AIM OF THE EXERCISE → Which lines in the material below contain the word "Biết"? Copy each of them.
## BEGIN DATA LISTING
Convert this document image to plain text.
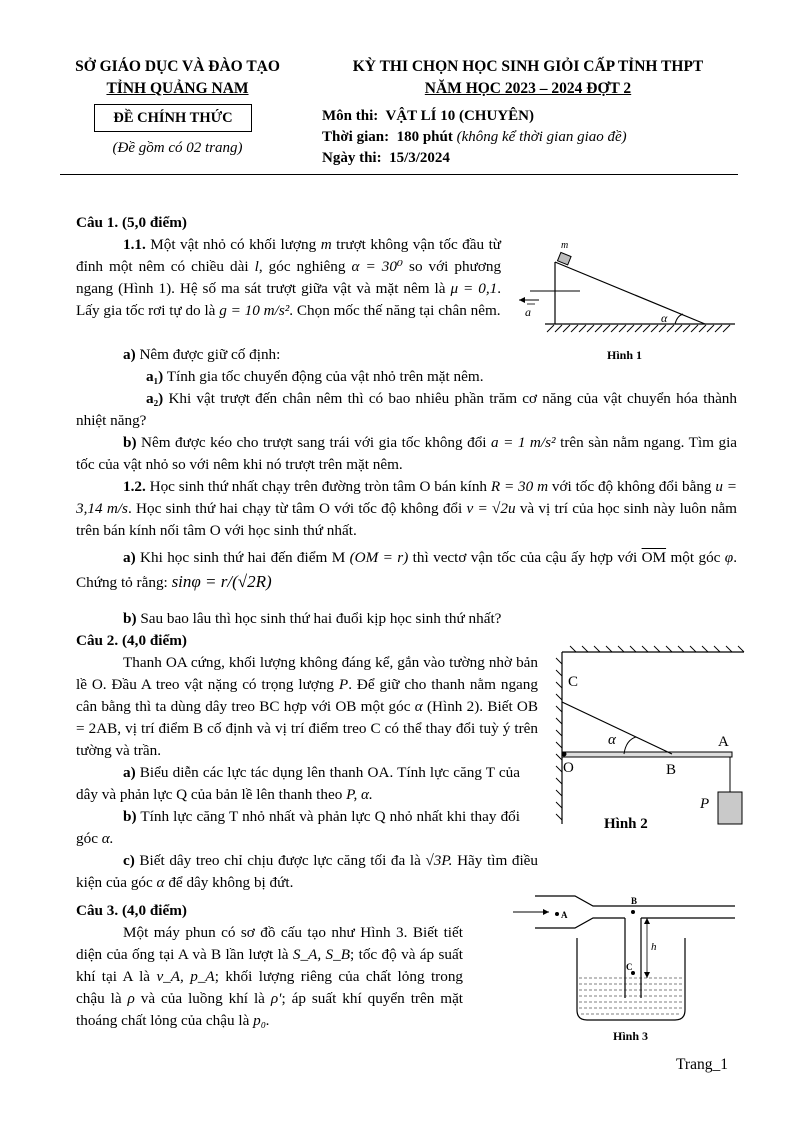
SỞ GIÁO DỤC VÀ ĐÀO TẠO
TỈNH QUẢNG NAM
KỲ THI CHỌN HỌC SINH GIỎI CẤP TỈNH THPT
NĂM HỌC 2023 – 2024 ĐỢT 2
ĐỀ CHÍNH THỨC
(Đề gồm có 02 trang)
Môn thi: VẬT LÍ 10 (CHUYÊN)
Thời gian: 180 phút (không kể thời gian giao đề)
Ngày thi: 15/3/2024
Câu 1. (5,0 điểm)
1.1. Một vật nhỏ có khối lượng m trượt không vận tốc đầu từ đỉnh một nêm có chiều dài l, góc nghiêng α = 30⁰ so với phương ngang (Hình 1). Hệ số ma sát trượt giữa vật và mặt nêm là μ = 0,1. Lấy gia tốc rơi tự do là g = 10 m/s². Chọn mốc thế năng tại chân nêm.
m
a	α
Hình 1
a) Nêm được giữ cố định:
a₁) Tính gia tốc chuyển động của vật nhỏ trên mặt nêm.
a₂) Khi vật trượt đến chân nêm thì có bao nhiêu phần trăm cơ năng của vật chuyển hóa thành nhiệt năng?
b) Nêm được kéo cho trượt sang trái với gia tốc không đổi a = 1 m/s² trên sàn nằm ngang. Tìm gia tốc của vật nhỏ so với nêm khi nó trượt trên mặt nêm.
1.2. Học sinh thứ nhất chạy trên đường tròn tâm O bán kính R = 30 m với tốc độ không đổi bằng u = 3,14 m/s. Học sinh thứ hai chạy từ tâm O với tốc độ không đổi v = √2u và vị trí của học sinh này luôn nằm trên bán kính nối tâm O với học sinh thứ nhất.
a) Khi học sinh thứ hai đến điểm M (OM = r) thì vectơ vận tốc của cậu ấy hợp với $\overline{OM}$ một góc φ. Chứng tỏ rằng: sinφ = r/(√2R)
b) Sau bao lâu thì học sinh thứ hai đuổi kịp học sinh thứ nhất?
Câu 2. (4,0 điểm)
Thanh OA cứng, khối lượng không đáng kể, gắn vào tường nhờ bản lề O. Đầu A treo vật nặng có trọng lượng P. Để giữ cho thanh nằm ngang cân bằng thì ta dùng dây treo BC hợp với OB một góc α (Hình 2). Biết OB = 2AB, vị trí điểm B cố định và vị trí điểm treo C có thể thay đổi tuỳ ý trên tường và trần.
a) Biểu diễn các lực tác dụng lên thanh OA. Tính lực căng T của dây và phản lực Q của bản lề lên thanh theo P, α.
b) Tính lực căng T nhỏ nhất và phản lực Q nhỏ nhất khi thay đổi góc α.
c) Biết dây treo chỉ chịu được lực căng tối đa là √3P. Hãy tìm điều kiện của góc α để dây không bị đứt.
C
α	A
O	B
P
Hình 2
Câu 3. (4,0 điểm)
Một máy phun có sơ đồ cấu tạo như Hình 3. Biết tiết diện của ống tại A và B lần lượt là S_A, S_B; tốc độ và áp suất khí tại A là v_A, p_A; khối lượng riêng của chất lỏng trong chậu là ρ và của luồng khí là ρ'; áp suất khí quyển trên mặt thoáng chất lỏng của chậu là p₀.
A
B
C
h
Hình 3
Trang_1
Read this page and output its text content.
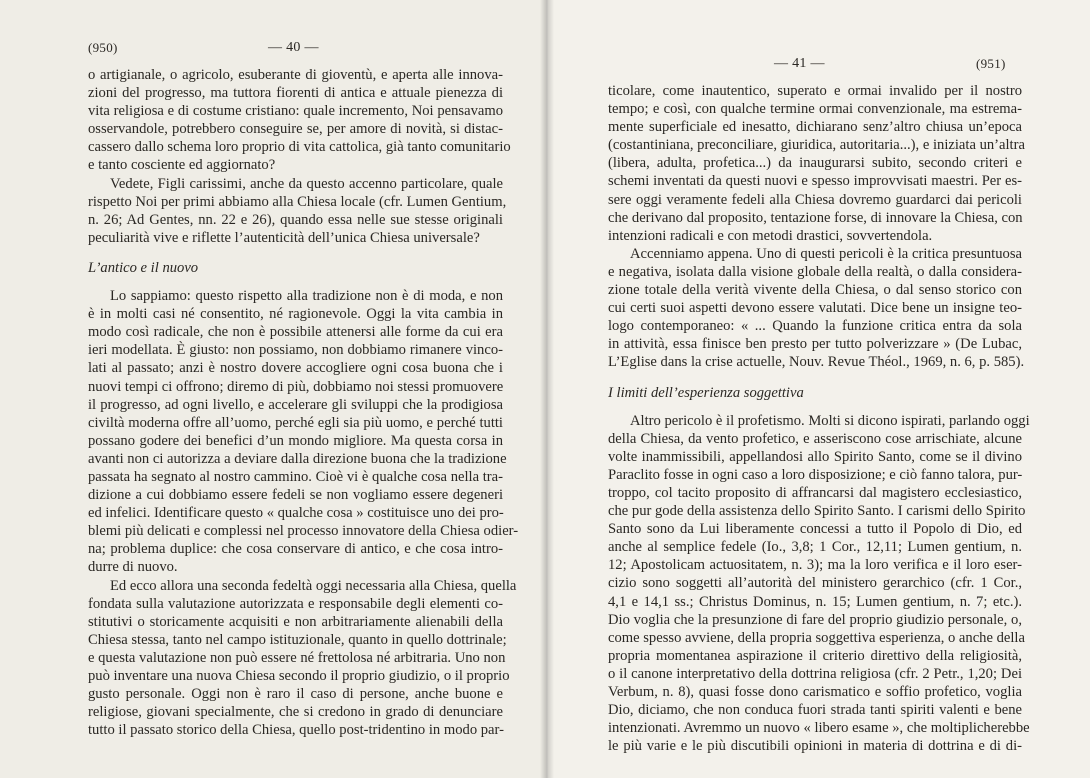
(950)	— 40 —
o artigianale, o agricolo, esuberante di gioventù, e aperta alle innova-
zioni del progresso, ma tuttora fiorenti di antica e attuale pienezza di
vita religiosa e di costume cristiano: quale incremento, Noi pensavamo
osservandole, potrebbero conseguire se, per amore di novità, si distac-
cassero dallo schema loro proprio di vita cattolica, già tanto comunitario
e tanto cosciente ed aggiornato?
Vedete, Figli carissimi, anche da questo accenno particolare, quale
rispetto Noi per primi abbiamo alla Chiesa locale (cfr. Lumen Gentium,
n. 26; Ad Gentes, nn. 22 e 26), quando essa nelle sue stesse originali
peculiarità vive e riflette l’autenticità dell’unica Chiesa universale?
L’antico e il nuovo
Lo sappiamo: questo rispetto alla tradizione non è di moda, e non
è in molti casi né consentito, né ragionevole. Oggi la vita cambia in
modo così radicale, che non è possibile attenersi alle forme da cui era
ieri modellata. È giusto: non possiamo, non dobbiamo rimanere vinco-
lati al passato; anzi è nostro dovere accogliere ogni cosa buona che i
nuovi tempi ci offrono; diremo di più, dobbiamo noi stessi promuovere
il progresso, ad ogni livello, e accelerare gli sviluppi che la prodigiosa
civiltà moderna offre all’uomo, perché egli sia più uomo, e perché tutti
possano godere dei benefici d’un mondo migliore. Ma questa corsa in
avanti non ci autorizza a deviare dalla direzione buona che la tradizione
passata ha segnato al nostro cammino. Cioè vi è qualche cosa nella tra-
dizione a cui dobbiamo essere fedeli se non vogliamo essere degeneri
ed infelici. Identificare questo « qualche cosa » costituisce uno dei pro-
blemi più delicati e complessi nel processo innovatore della Chiesa odier-
na; problema duplice: che cosa conservare di antico, e che cosa intro-
durre di nuovo.
Ed ecco allora una seconda fedeltà oggi necessaria alla Chiesa, quella
fondata sulla valutazione autorizzata e responsabile degli elementi co-
stitutivi o storicamente acquisiti e non arbitrariamente alienabili della
Chiesa stessa, tanto nel campo istituzionale, quanto in quello dottrinale;
e questa valutazione non può essere né frettolosa né arbitraria. Uno non
può inventare una nuova Chiesa secondo il proprio giudizio, o il proprio
gusto personale. Oggi non è raro il caso di persone, anche buone e
religiose, giovani specialmente, che si credono in grado di denunciare
tutto il passato storico della Chiesa, quello post-tridentino in modo par-
— 41 —	(951)
ticolare, come inautentico, superato e ormai invalido per il nostro
tempo; e così, con qualche termine ormai convenzionale, ma estrema-
mente superficiale ed inesatto, dichiarano senz’altro chiusa un’epoca
(costantiniana, preconciliare, giuridica, autoritaria...), e iniziata un’altra
(libera, adulta, profetica...) da inaugurarsi subito, secondo criteri e
schemi inventati da questi nuovi e spesso improvvisati maestri. Per es-
sere oggi veramente fedeli alla Chiesa dovremo guardarci dai pericoli
che derivano dal proposito, tentazione forse, di innovare la Chiesa, con
intenzioni radicali e con metodi drastici, sovvertendola.
Accenniamo appena. Uno di questi pericoli è la critica presuntuosa
e negativa, isolata dalla visione globale della realtà, o dalla considera-
zione totale della verità vivente della Chiesa, o dal senso storico con
cui certi suoi aspetti devono essere valutati. Dice bene un insigne teo-
logo contemporaneo: « ... Quando la funzione critica entra da sola
in attività, essa finisce ben presto per tutto polverizzare » (De Lubac,
L’Eglise dans la crise actuelle, Nouv. Revue Théol., 1969, n. 6, p. 585).
I limiti dell’esperienza soggettiva
Altro pericolo è il profetismo. Molti si dicono ispirati, parlando oggi
della Chiesa, da vento profetico, e asseriscono cose arrischiate, alcune
volte inammissibili, appellandosi allo Spirito Santo, come se il divino
Paraclito fosse in ogni caso a loro disposizione; e ciò fanno talora, pur-
troppo, col tacito proposito di affrancarsi dal magistero ecclesiastico,
che pur gode della assistenza dello Spirito Santo. I carismi dello Spirito
Santo sono da Lui liberamente concessi a tutto il Popolo di Dio, ed
anche al semplice fedele (Io., 3,8; 1 Cor., 12,11; Lumen gentium, n.
12; Apostolicam actuositatem, n. 3); ma la loro verifica e il loro eser-
cizio sono soggetti all’autorità del ministero gerarchico (cfr. 1 Cor.,
4,1 e 14,1 ss.; Christus Dominus, n. 15; Lumen gentium, n. 7; etc.).
Dio voglia che la presunzione di fare del proprio giudizio personale, o,
come spesso avviene, della propria soggettiva esperienza, o anche della
propria momentanea aspirazione il criterio direttivo della religiosità,
o il canone interpretativo della dottrina religiosa (cfr. 2 Petr., 1,20; Dei
Verbum, n. 8), quasi fosse dono carismatico e soffio profetico, voglia
Dio, diciamo, che non conduca fuori strada tanti spiriti valenti e bene
intenzionati. Avremmo un nuovo « libero esame », che moltiplicherebbe
le più varie e le più discutibili opinioni in materia di dottrina e di di-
## END DATA LISTING
SOLUTION FOR THIS PROBLEM →
Thanh OA cứng, khối lượng không đáng kể, gắn vào tường nhờ bản lề O. Đầu A treo vật nặng có trọng lượng P. Để giữ cho thanh nằm ngang cân bằng thì ta dùng dây treo BC hợp với OB một góc α (Hình 2). Biết OB = 2AB, vị trí điểm B cố định và vị trí điểm treo C có thể thay đổi tuỳ ý trên tường và trần.
c) Biết dây treo chỉ chịu được lực căng tối đa là √3P. Hãy tìm điều kiện của góc α để dây không bị đứt.
Một máy phun có sơ đồ cấu tạo như Hình 3. Biết tiết diện của ống tại A và B lần lượt là S_A, S_B; tốc độ và áp suất khí tại A là v_A, p_A; khối lượng riêng của chất lỏng trong chậu là ρ và của luồng khí là ρ'; áp suất khí quyển trên mặt thoáng chất lỏng của chậu là p₀.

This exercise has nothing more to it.